Alojamento de trabalhadores resgatados de condições análogas às de escravos em fazenda da Líder Agropecuária, que tem como sócio o deputado estadual Camilo Figueiredo (PSD-MA) (Foto: SRTE/MA)
Roseana Sarney alega que que proposta vai contra Constituição do Estado e recebe críticas; deputado autor do projeto promete tentar derrubar veto
A governadora do Estado do Maranhão, Roseana Sarney (PMDB), vetou o projeto de lei nº 169/2013,
que havia sido aprovado na Assembleia Legislativa do Estado e previa a
cassação do registro de Imposto sobre Circulação de Mercadorias e
Serviços (ICMS) de empresas flagradas com trabalho escravo. O veto foi
publicado na edição de segunda-feira (5) do Diário Oficial da Assembleia Legislativa e, na sua justificativa, a governadora alegou que o texto é inconstitucional.
| Deputado Othelino Neto (PPS) |
De autoria do deputado Othelino Neto (PPS), o projeto foi inspirado na lei paulista nº 14.946/2013, de autoria do deputado Carlos Bezerra Jr. (PSDB), que foi regulamentada pelo governador Geraldo Alckmin (PSDB) em maio. Propostas semelhantes já foram apresentadas nos estados de Mato Grosso do Sul, Tocantins e Rio de Janeiro. Além
da cassação do registro de ICMS, ambas as matérias determinam que as
empresas que se beneficiarem de mão de obra escrava serão impedidas de
exercer o mesmo ramo de atividade econômica ou abrir nova empresa por
dez anos.
O projeto de lei de Othelino Neto é o segundo com o mesmo teor a ser
proposto neste ano na Assembleia Legislativa do Maranhão. Em maio, a Repórter Brasil noticiou que o deputado Bira do Pindaré (PT) havia apresentado o projeto de lei nº 078/2013,
que também foi inspirado na lei paulista. A matéria, no entanto, não
obteve parecer favorável da Comissão de Constituição, Justiça e
Cidadania (CCJ), onde teve como relator o deputado Tatá Milhomem (PSD),
que alegou “vício de iniciativa”. No seu entendimento, esse tipo de lei
não poderia partir do Poder Legislativo.
Quando um projeto de lei recebe
parecer negativo da CCJ, o deputado que o propôs pode pedir que o
plenário vote por reverter o parecer, o que permite a votação do
projeto. Bira, no entanto, não fez isso: “Para reverter precisamos de 22
votos, que é a maioria dos deputados da Assembleia. Como faço parte da
minoria que faz oposição ao governo, nunca consegui reverter um parecer
contrário ao meu”, explicou.

> LINHAS DE DADOS
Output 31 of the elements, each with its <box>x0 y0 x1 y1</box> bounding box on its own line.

> TAREFAS A REALIZAR
(a) Relacione todas as pessoas que a notícia sobre o veto identifica como deputado.
(b) Transcreva fielmente todo o trecho da notícia sobre o veto que vai de "Alojamento de trabalhadores" até "texto é inconstitucional.".

> RESPOSTAS EM ORDEM
(a) Camilo Figueiredo, Othelino Neto, Carlos Bezerra Jr., Bira do Pindaré, Tatá Milhomem

(b)
Alojamento de trabalhadores resgatados de condições análogas às de escravos em fazenda da Líder Agropecuária, que tem como sócio o deputado estadual Camilo Figueiredo (PSD-MA) (Foto: SRTE/MA)
Roseana Sarney alega que que proposta vai contra Constituição do Estado e recebe críticas; deputado autor do projeto promete tentar derrubar veto
A governadora do Estado do Maranhão, Roseana Sarney (PMDB), vetou o projeto de lei nº 169/2013,
que havia sido aprovado na Assembleia Legislativa do Estado e previa a
cassação do registro de Imposto sobre Circulação de Mercadorias e
Serviços (ICMS) de empresas flagradas com trabalho escravo. O veto foi
publicado na edição de segunda-feira (5) do Diário Oficial da Assembleia Legislativa e, na sua justificativa, a governadora alegou que o texto é inconstitucional.